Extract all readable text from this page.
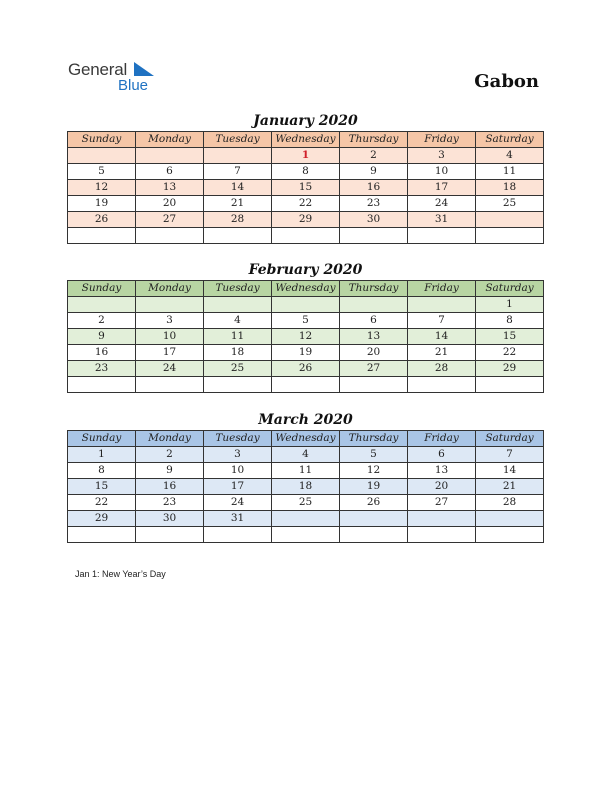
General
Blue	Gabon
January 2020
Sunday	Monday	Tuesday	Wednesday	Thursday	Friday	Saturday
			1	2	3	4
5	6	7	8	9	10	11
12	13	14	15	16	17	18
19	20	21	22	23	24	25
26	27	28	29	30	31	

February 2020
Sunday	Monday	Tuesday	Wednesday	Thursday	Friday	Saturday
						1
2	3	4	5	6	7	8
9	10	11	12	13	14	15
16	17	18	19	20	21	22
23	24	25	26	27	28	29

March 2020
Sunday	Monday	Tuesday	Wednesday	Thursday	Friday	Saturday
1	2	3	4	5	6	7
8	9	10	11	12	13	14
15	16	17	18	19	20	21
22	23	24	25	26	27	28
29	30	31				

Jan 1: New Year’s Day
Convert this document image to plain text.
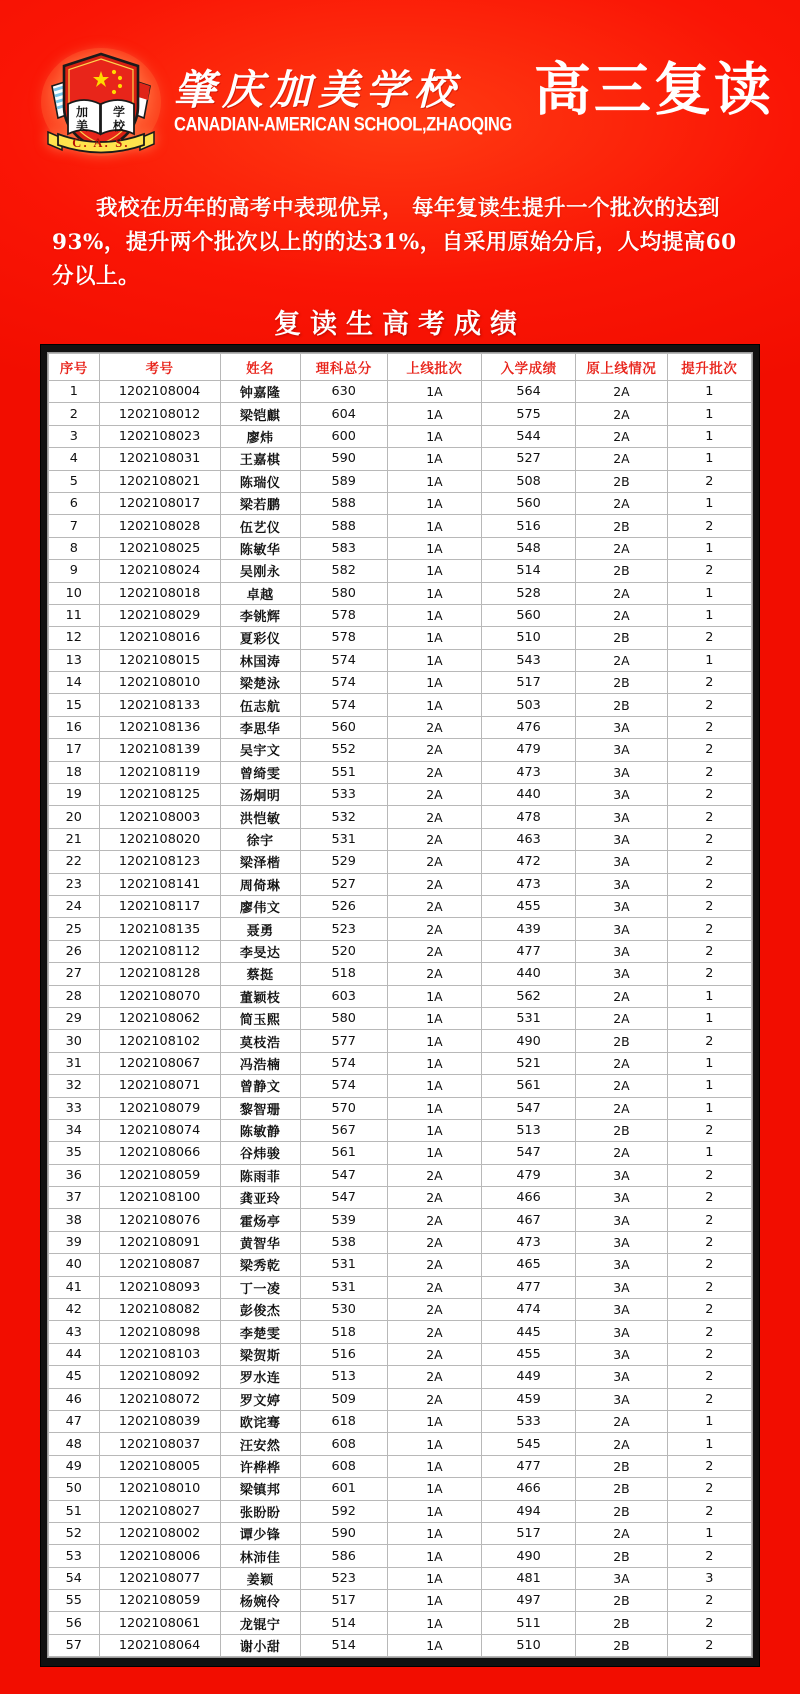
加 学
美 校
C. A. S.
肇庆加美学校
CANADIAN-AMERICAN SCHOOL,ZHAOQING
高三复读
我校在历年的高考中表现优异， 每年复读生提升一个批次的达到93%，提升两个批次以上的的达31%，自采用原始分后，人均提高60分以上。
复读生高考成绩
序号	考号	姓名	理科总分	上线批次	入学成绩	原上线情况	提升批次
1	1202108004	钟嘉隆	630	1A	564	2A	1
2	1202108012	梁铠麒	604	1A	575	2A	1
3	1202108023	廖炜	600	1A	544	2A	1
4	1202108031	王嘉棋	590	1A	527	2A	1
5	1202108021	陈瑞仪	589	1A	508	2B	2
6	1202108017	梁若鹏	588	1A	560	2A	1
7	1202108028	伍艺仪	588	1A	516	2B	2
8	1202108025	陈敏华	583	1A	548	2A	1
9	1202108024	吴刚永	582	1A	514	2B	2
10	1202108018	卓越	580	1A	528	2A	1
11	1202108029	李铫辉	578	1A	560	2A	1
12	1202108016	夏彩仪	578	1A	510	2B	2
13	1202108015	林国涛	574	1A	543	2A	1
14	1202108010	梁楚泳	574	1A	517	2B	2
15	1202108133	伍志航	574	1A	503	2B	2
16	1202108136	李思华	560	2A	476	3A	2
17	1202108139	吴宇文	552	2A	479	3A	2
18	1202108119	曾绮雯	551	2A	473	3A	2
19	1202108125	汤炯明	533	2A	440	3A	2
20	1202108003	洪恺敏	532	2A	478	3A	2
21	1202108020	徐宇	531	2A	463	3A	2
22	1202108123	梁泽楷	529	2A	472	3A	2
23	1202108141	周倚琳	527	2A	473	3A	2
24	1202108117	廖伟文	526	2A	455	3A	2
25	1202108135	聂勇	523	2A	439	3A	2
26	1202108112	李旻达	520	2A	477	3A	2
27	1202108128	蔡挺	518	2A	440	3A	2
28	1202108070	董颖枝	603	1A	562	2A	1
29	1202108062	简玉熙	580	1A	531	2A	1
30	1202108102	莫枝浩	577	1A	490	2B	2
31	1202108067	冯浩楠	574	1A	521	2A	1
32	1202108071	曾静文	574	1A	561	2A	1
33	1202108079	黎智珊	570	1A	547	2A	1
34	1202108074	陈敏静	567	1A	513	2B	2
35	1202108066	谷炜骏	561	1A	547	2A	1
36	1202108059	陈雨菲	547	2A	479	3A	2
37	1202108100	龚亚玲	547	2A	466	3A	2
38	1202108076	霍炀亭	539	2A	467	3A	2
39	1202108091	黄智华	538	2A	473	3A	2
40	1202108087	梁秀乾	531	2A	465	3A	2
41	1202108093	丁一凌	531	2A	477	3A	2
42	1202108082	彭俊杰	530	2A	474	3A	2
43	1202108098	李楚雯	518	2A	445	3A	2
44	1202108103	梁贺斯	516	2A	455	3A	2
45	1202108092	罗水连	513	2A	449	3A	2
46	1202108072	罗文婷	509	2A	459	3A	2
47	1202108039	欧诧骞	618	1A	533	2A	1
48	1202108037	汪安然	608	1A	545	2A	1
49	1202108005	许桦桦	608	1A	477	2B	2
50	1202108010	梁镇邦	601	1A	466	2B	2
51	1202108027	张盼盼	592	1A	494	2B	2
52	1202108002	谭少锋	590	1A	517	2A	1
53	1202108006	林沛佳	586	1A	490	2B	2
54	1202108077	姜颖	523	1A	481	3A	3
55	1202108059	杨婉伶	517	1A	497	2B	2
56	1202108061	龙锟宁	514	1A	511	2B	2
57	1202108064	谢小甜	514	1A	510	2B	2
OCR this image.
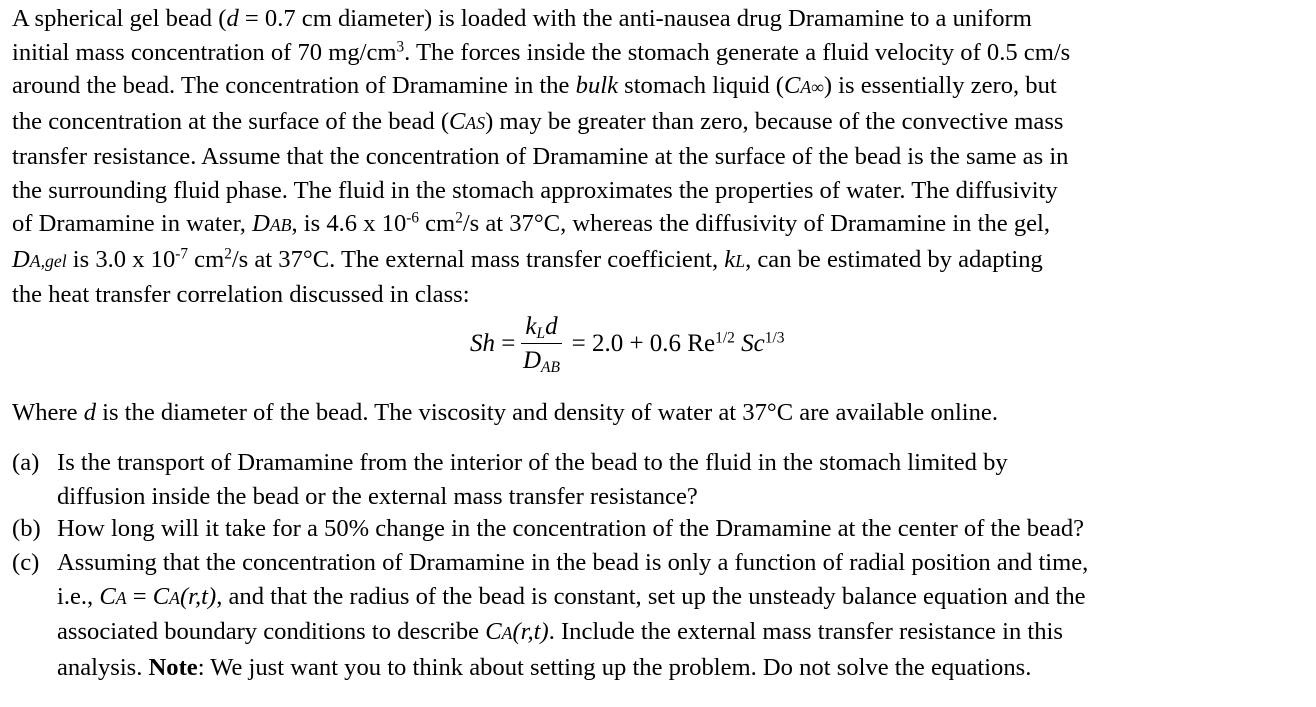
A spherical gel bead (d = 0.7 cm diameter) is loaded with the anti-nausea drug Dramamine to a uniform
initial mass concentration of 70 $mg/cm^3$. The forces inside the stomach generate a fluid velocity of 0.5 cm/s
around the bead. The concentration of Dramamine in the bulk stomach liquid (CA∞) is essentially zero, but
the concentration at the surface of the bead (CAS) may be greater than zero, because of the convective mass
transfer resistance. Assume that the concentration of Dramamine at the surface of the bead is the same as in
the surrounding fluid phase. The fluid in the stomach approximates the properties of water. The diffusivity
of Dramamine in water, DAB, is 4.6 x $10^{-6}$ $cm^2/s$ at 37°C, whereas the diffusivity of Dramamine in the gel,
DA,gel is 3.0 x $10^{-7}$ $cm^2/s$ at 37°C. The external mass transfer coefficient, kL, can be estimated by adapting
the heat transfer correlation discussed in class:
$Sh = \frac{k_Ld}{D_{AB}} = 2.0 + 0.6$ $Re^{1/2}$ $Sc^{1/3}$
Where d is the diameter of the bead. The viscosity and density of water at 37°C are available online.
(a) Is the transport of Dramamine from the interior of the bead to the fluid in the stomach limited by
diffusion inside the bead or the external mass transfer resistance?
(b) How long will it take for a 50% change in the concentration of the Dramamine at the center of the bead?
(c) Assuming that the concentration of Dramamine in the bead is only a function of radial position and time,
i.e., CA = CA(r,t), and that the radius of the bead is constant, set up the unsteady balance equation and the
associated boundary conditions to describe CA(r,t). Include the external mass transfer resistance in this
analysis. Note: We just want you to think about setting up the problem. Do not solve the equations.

___

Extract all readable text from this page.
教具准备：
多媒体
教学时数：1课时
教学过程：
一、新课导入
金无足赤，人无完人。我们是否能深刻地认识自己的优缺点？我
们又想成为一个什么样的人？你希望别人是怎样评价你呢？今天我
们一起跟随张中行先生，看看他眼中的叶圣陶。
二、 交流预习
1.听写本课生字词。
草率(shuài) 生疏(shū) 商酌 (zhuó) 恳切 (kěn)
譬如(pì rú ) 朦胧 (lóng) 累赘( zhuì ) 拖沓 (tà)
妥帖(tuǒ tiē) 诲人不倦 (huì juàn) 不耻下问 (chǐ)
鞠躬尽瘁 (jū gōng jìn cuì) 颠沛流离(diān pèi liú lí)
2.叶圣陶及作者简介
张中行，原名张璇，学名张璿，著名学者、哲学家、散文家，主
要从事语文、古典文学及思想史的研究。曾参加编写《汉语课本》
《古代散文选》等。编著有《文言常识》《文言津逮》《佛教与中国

___

Written request:
Using the records given above, list every line that includes the word "external".

Solution for this task:
DA,gel is 3.0 x $10^{-7}$ $cm^2/s$ at 37°C. The external mass transfer coefficient, kL, can be estimated by adapting
diffusion inside the bead or the external mass transfer resistance?
associated boundary conditions to describe CA(r,t). Include the external mass transfer resistance in this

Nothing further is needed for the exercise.